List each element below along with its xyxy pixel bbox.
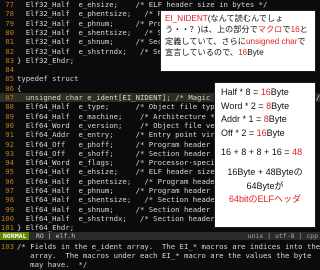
status-bar: NORMAL RO | elf.h unix | utf-8 | cpp [0, 232, 320, 240]
line-number: 103 [0, 241, 14, 251]
annotation-term: EI_NIDENT [165, 14, 208, 23]
line-number: 98 [5, 195, 14, 205]
line-number: 87 [5, 93, 14, 102]
line-number: 89 [5, 111, 14, 121]
code-text: Elf64_Half e_type; /* Object file type *… [17, 102, 233, 112]
annotation-keyword: マクロ [257, 25, 283, 35]
calc-label: Addr * 1 = [221, 114, 264, 125]
calc-sum: 16 + 8 + 8 + 16 = 48 [221, 146, 309, 160]
line-number: 90 [5, 120, 14, 130]
code-text: may have. */ [17, 260, 88, 270]
calc-value: 16 [256, 127, 267, 138]
line-number: 100 [0, 213, 14, 223]
line-number: 83 [5, 55, 14, 65]
code-text: Elf64_Half e_machine; /* Architecture */ [17, 111, 220, 121]
code-text: array. The macros under each EI_* macro … [17, 251, 312, 261]
annotation-number: 16 [290, 25, 300, 35]
calc-unit: Byte [271, 100, 290, 111]
line-number: 78 [5, 9, 14, 19]
code-line[interactable]: 77 Elf32_Half e_ehsize; /* ELF header si… [0, 0, 320, 9]
calc-label: Half * 8 = [221, 87, 261, 97]
calc-note-1: 16Byte + 48Byteの [227, 166, 303, 177]
annotation-type: unsigned char [245, 36, 298, 46]
annotation-ei-nident: EI_NIDENT(なんて読むんでしょう・・？)は、上の部分でマクロで16と定義… [160, 10, 316, 72]
line-number: 95 [5, 167, 14, 177]
calc-row-word: Word * 2 = 8Byte [221, 100, 309, 114]
file-indicator: RO | elf.h [36, 232, 76, 240]
mode-indicator: NORMAL [0, 232, 30, 240]
annotation-unit: Byte [247, 47, 264, 57]
code-text: /* Fields in the e_ident array. The EI_*… [17, 241, 320, 251]
calc-value: 16 [260, 87, 271, 97]
line-number: 93 [5, 148, 14, 158]
calc-sum-value: 48 [292, 147, 303, 158]
line-number: 81 [5, 37, 14, 47]
line-number: 96 [5, 176, 14, 186]
line-number: 99 [5, 204, 14, 214]
code-line[interactable]: may have. */ [0, 260, 320, 269]
calc-label: Off * 2 = [221, 127, 257, 138]
calc-unit: Byte [268, 114, 287, 125]
line-number: 85 [5, 74, 14, 84]
encoding-indicator: unix | utf-8 | cpp [247, 232, 318, 240]
line-number: 92 [5, 139, 14, 149]
annotation-text: で [282, 25, 291, 35]
calc-label: Word * 2 = [221, 100, 267, 111]
calc-unit: Byte [266, 127, 285, 138]
line-number: 82 [5, 46, 14, 56]
line-number: 80 [5, 27, 14, 37]
calc-sum-expr: 16 + 8 + 8 + 16 = [221, 147, 293, 158]
code-text: typedef struct [17, 74, 79, 84]
line-number: 86 [5, 83, 14, 93]
annotation-number: 16 [238, 47, 248, 57]
line-number: 97 [5, 186, 14, 195]
code-text: { [17, 83, 22, 93]
annotation-size-calc: Half * 8 = 16Byte Word * 2 = 8Byte Addr … [214, 82, 316, 228]
line-number: 84 [5, 65, 14, 75]
code-text: } Elf32_Ehdr; [17, 55, 75, 65]
calc-row-half: Half * 8 = 16Byte [221, 86, 309, 100]
calc-row-addr: Addr * 1 = 8Byte [221, 113, 309, 127]
calc-note-3: 64bitのELFヘッダ [228, 194, 302, 205]
line-number: 91 [5, 130, 14, 140]
calc-note-2: 64Byteが [246, 180, 284, 191]
line-number: 88 [5, 102, 14, 112]
line-number: 94 [5, 158, 14, 168]
code-line[interactable]: 103/* Fields in the e_ident array. The E… [0, 242, 320, 251]
line-number: 77 [5, 0, 14, 9]
calc-unit: Byte [270, 87, 289, 97]
line-number: 79 [5, 18, 14, 28]
code-text: Elf32_Half e_ehsize; /* ELF header size … [17, 0, 268, 9]
code-line[interactable]: array. The macros under each EI_* macro … [0, 251, 320, 260]
calc-row-off: Off * 2 = 16Byte [221, 127, 309, 141]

§ **TASK BRIEF**: Reproduce the material above line for line without changing anything, but omit the picture.

§ **RESPONSE**:
List each element below along with its xyxy pixel bbox.
status-bar: NORMAL RO | elf.h unix | utf-8 | cpp [0, 232, 320, 240]
line-number: 103 [0, 241, 14, 251]
annotation-term: EI_NIDENT [165, 14, 208, 23]
line-number: 98 [5, 195, 14, 205]
line-number: 87 [5, 93, 14, 102]
line-number: 89 [5, 111, 14, 121]
code-text: Elf64_Half e_type; /* Object file type *… [17, 102, 233, 112]
annotation-keyword: マクロ [257, 25, 283, 35]
calc-label: Addr * 1 = [221, 114, 264, 125]
calc-sum: 16 + 8 + 8 + 16 = 48 [221, 146, 309, 160]
line-number: 90 [5, 120, 14, 130]
code-text: may have. */ [17, 260, 88, 270]
calc-value: 16 [256, 127, 267, 138]
line-number: 100 [0, 213, 14, 223]
line-number: 83 [5, 55, 14, 65]
code-text: Elf64_Half e_machine; /* Architecture */ [17, 111, 220, 121]
code-text: array. The macros under each EI_* macro … [17, 251, 312, 261]
annotation-number: 16 [290, 25, 300, 35]
calc-unit: Byte [271, 100, 290, 111]
line-number: 78 [5, 9, 14, 19]
code-line[interactable]: 77 Elf32_Half e_ehsize; /* ELF header si… [0, 0, 320, 9]
calc-label: Half * 8 = [221, 87, 261, 97]
calc-note-1: 16Byte + 48Byteの [227, 166, 303, 177]
annotation-type: unsigned char [245, 36, 298, 46]
annotation-ei-nident: EI_NIDENT(なんて読むんでしょう・・？)は、上の部分でマクロで16と定義… [160, 10, 316, 72]
line-number: 95 [5, 167, 14, 177]
calc-row-word: Word * 2 = 8Byte [221, 100, 309, 114]
file-indicator: RO | elf.h [36, 232, 76, 240]
mode-indicator: NORMAL [0, 232, 30, 240]
annotation-unit: Byte [247, 47, 264, 57]
code-text: /* Fields in the e_ident array. The EI_*… [17, 241, 320, 251]
calc-value: 16 [260, 87, 271, 97]
line-number: 93 [5, 148, 14, 158]
calc-sum-value: 48 [292, 147, 303, 158]
line-number: 81 [5, 37, 14, 47]
line-number: 96 [5, 176, 14, 186]
line-number: 99 [5, 204, 14, 214]
code-line[interactable]: may have. */ [0, 260, 320, 269]
calc-label: Off * 2 = [221, 127, 257, 138]
calc-unit: Byte [268, 114, 287, 125]
line-number: 85 [5, 74, 14, 84]
encoding-indicator: unix | utf-8 | cpp [247, 232, 318, 240]
line-number: 92 [5, 139, 14, 149]
annotation-text: で [282, 25, 291, 35]
calc-label: Word * 2 = [221, 100, 267, 111]
calc-unit: Byte [266, 127, 285, 138]
line-number: 82 [5, 46, 14, 56]
line-number: 80 [5, 27, 14, 37]
calc-sum-expr: 16 + 8 + 8 + 16 = [221, 147, 293, 158]
code-text: typedef struct [17, 74, 79, 84]
line-number: 86 [5, 83, 14, 93]
annotation-number: 16 [238, 47, 248, 57]
line-number: 97 [5, 186, 14, 195]
code-text: { [17, 83, 22, 93]
annotation-size-calc: Half * 8 = 16Byte Word * 2 = 8Byte Addr … [214, 82, 316, 228]
line-number: 84 [5, 65, 14, 75]
code-text: } Elf32_Ehdr; [17, 55, 75, 65]
calc-row-half: Half * 8 = 16Byte [221, 86, 309, 100]
calc-row-addr: Addr * 1 = 8Byte [221, 113, 309, 127]
calc-note-3: 64bitのELFヘッダ [228, 194, 302, 205]
line-number: 91 [5, 130, 14, 140]
calc-note-2: 64Byteが [246, 180, 284, 191]
line-number: 88 [5, 102, 14, 112]
line-number: 94 [5, 158, 14, 168]
code-line[interactable]: 103/* Fields in the e_ident array. The E… [0, 242, 320, 251]
line-number: 77 [5, 0, 14, 9]
calc-unit: Byte [270, 87, 289, 97]
line-number: 79 [5, 18, 14, 28]
code-text: Elf32_Half e_ehsize; /* ELF header size … [17, 0, 268, 9]
code-line[interactable]: array. The macros under each EI_* macro … [0, 251, 320, 260]
calc-row-off: Off * 2 = 16Byte [221, 127, 309, 141]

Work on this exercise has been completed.